REQUIRED TASK
How many lines of these records hold the string "circiter"? Reply with the number alone.

* START *

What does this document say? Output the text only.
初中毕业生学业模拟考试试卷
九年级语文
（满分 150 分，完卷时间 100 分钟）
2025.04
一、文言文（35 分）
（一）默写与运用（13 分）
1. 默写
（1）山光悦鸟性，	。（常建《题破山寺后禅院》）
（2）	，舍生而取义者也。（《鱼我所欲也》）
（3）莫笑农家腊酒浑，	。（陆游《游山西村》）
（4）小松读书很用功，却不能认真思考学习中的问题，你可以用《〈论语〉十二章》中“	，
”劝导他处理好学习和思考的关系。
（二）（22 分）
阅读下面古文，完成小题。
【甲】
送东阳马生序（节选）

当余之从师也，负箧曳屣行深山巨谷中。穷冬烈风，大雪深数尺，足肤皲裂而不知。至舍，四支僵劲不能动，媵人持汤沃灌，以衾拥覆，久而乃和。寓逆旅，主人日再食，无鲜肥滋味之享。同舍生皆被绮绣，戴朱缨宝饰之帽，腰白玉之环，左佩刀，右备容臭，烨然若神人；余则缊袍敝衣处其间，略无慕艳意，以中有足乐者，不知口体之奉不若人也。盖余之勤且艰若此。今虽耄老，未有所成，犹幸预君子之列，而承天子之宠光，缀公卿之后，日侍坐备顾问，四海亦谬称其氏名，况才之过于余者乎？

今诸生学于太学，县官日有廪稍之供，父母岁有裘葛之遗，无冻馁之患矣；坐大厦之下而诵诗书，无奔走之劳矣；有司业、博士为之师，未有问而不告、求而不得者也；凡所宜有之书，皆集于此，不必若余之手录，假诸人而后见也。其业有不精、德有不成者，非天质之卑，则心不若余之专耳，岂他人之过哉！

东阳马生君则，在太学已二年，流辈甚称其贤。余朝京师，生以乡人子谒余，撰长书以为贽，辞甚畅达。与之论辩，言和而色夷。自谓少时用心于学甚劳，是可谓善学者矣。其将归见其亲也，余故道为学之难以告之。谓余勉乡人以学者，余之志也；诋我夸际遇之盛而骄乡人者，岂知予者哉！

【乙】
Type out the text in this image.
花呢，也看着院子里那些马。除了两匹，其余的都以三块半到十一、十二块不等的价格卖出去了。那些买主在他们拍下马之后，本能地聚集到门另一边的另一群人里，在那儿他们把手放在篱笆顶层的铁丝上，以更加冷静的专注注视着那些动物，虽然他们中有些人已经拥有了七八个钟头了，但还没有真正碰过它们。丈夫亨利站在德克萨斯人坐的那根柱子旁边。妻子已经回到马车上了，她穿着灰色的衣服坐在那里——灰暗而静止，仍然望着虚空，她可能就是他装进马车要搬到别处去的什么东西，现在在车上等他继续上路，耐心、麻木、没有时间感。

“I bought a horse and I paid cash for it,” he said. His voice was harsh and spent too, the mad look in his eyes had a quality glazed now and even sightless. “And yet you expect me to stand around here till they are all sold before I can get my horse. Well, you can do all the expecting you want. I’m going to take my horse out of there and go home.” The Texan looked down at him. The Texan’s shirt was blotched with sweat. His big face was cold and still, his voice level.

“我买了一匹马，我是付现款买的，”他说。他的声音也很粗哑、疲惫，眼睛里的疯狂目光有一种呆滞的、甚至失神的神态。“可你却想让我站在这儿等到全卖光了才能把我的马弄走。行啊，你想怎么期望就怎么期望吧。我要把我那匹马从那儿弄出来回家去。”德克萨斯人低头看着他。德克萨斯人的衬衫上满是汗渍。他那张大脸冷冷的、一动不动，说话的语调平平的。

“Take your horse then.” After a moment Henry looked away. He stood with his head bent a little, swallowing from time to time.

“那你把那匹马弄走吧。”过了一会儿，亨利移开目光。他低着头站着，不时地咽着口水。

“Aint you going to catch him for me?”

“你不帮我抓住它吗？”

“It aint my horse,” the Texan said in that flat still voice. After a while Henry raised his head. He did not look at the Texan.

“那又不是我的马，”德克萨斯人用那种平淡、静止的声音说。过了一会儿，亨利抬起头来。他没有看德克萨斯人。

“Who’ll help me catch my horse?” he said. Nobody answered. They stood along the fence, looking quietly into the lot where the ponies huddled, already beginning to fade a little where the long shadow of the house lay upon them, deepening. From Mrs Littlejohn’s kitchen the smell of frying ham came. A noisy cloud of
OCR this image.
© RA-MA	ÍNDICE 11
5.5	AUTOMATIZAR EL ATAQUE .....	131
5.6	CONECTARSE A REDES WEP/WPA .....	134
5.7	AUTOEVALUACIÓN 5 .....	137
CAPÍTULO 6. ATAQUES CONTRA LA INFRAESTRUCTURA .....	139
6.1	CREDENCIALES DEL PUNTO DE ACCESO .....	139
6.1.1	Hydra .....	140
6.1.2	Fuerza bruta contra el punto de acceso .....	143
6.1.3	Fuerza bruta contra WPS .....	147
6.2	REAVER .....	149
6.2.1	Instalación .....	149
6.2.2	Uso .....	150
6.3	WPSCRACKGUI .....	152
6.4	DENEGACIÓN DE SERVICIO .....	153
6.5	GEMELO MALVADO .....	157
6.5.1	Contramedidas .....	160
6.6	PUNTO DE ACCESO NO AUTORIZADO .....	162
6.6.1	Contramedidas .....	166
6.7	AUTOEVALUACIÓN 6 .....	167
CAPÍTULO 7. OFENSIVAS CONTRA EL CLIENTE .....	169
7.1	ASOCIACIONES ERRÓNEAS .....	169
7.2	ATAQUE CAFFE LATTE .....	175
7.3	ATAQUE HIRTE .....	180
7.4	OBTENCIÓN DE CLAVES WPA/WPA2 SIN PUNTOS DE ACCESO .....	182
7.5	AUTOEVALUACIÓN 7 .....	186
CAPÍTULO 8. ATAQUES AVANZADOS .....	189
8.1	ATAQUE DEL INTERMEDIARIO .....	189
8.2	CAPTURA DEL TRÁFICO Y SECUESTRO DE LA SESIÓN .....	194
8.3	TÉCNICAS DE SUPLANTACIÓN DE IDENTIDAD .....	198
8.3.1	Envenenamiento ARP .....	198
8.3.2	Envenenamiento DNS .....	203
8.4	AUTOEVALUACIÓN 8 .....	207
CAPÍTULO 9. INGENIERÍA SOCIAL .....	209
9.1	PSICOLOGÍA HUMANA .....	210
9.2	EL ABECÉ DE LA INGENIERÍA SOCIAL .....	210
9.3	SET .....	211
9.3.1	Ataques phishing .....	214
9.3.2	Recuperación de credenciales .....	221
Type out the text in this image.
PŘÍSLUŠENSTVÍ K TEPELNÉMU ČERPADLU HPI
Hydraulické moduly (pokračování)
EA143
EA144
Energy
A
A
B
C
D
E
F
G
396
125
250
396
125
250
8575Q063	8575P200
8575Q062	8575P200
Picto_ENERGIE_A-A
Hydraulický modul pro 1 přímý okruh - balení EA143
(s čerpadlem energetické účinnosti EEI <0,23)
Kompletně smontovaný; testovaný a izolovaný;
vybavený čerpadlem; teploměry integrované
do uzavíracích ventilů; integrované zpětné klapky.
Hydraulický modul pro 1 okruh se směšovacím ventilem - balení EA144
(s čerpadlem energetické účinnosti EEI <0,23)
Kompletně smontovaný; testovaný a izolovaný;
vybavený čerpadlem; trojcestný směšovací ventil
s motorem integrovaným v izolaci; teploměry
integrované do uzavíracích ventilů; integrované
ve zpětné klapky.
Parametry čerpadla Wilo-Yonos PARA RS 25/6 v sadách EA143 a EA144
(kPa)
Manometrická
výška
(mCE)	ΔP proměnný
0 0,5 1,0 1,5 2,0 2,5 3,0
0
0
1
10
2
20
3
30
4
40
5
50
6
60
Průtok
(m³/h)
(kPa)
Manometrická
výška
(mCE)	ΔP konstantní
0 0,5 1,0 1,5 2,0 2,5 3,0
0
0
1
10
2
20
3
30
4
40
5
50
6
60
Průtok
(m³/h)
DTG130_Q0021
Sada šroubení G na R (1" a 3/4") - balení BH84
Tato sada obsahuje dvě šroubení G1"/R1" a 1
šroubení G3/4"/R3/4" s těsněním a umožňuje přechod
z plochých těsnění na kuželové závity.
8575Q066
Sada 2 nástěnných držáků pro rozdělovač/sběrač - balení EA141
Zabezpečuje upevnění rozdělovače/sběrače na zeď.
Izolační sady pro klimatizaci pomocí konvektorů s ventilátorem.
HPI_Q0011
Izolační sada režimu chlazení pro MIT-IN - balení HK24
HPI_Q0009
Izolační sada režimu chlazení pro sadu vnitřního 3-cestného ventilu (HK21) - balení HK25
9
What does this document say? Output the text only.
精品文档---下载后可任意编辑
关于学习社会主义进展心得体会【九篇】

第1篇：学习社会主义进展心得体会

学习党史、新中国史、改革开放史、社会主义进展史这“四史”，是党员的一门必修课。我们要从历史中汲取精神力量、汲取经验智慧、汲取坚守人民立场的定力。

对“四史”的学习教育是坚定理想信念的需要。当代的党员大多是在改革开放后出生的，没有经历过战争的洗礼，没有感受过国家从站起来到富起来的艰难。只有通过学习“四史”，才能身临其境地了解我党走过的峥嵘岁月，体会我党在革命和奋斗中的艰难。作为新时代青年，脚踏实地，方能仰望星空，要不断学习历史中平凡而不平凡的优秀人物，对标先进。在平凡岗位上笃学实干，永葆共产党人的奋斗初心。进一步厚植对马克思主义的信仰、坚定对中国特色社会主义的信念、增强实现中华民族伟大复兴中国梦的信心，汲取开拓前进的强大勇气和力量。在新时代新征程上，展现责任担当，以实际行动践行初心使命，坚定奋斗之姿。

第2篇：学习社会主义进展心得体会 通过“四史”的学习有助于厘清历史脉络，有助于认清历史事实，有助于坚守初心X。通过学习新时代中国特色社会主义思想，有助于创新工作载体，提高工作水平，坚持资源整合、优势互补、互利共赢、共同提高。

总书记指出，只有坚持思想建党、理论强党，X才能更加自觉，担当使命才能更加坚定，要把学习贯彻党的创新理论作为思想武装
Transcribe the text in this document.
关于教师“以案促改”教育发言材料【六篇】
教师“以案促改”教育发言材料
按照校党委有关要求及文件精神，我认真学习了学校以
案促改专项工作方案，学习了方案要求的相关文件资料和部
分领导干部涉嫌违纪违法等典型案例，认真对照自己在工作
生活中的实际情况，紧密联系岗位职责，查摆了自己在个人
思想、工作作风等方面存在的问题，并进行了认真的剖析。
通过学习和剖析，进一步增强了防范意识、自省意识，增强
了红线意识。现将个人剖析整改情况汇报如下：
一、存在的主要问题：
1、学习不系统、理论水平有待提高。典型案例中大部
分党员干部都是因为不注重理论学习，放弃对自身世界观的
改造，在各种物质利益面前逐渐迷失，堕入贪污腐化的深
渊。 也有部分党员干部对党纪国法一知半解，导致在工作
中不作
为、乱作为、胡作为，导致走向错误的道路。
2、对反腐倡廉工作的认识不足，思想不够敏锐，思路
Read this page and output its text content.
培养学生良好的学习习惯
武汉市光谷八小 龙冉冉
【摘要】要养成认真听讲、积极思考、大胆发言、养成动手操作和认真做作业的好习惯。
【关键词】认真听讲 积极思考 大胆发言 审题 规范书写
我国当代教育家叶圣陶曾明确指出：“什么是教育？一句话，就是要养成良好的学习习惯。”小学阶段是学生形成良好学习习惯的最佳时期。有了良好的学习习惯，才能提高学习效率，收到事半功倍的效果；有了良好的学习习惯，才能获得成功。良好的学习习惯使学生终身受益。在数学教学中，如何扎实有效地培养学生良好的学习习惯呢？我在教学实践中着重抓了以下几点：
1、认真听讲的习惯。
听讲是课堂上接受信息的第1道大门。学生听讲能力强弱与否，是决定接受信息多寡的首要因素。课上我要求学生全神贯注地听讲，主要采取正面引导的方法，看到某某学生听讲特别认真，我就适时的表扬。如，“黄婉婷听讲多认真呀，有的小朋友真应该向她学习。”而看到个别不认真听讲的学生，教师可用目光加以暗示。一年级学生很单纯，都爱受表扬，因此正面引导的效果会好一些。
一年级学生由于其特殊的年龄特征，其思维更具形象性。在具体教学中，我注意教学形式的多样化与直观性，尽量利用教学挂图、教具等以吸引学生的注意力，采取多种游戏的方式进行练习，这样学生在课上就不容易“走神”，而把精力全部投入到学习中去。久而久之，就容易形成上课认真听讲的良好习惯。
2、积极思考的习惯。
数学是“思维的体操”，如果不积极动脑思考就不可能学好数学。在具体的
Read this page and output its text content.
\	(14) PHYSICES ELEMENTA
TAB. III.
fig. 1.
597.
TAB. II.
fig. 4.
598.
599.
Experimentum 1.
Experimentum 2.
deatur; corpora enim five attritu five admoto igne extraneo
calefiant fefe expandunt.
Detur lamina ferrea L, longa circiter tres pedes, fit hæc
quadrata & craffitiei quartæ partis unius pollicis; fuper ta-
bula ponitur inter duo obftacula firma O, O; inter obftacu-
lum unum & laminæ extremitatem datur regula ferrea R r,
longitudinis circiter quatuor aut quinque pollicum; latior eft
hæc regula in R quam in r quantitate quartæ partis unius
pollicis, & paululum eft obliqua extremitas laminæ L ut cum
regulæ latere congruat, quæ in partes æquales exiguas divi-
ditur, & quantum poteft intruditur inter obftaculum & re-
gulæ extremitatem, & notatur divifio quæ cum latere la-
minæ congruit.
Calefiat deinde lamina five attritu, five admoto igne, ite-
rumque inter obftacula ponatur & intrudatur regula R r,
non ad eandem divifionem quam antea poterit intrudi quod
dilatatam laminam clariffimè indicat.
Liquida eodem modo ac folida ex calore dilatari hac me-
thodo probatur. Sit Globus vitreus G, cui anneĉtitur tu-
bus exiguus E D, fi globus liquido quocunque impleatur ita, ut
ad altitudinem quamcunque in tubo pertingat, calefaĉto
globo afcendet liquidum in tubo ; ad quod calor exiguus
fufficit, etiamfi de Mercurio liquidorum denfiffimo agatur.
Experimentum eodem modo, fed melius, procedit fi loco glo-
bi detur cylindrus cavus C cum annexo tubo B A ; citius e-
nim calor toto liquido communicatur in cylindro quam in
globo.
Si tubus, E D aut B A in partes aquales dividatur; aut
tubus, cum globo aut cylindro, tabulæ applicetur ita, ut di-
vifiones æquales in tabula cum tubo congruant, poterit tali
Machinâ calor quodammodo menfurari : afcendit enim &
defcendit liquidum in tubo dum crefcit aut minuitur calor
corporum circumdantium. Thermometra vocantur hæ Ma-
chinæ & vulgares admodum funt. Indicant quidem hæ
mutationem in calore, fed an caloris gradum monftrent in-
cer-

* END *

PROBLEM SOLUTION
2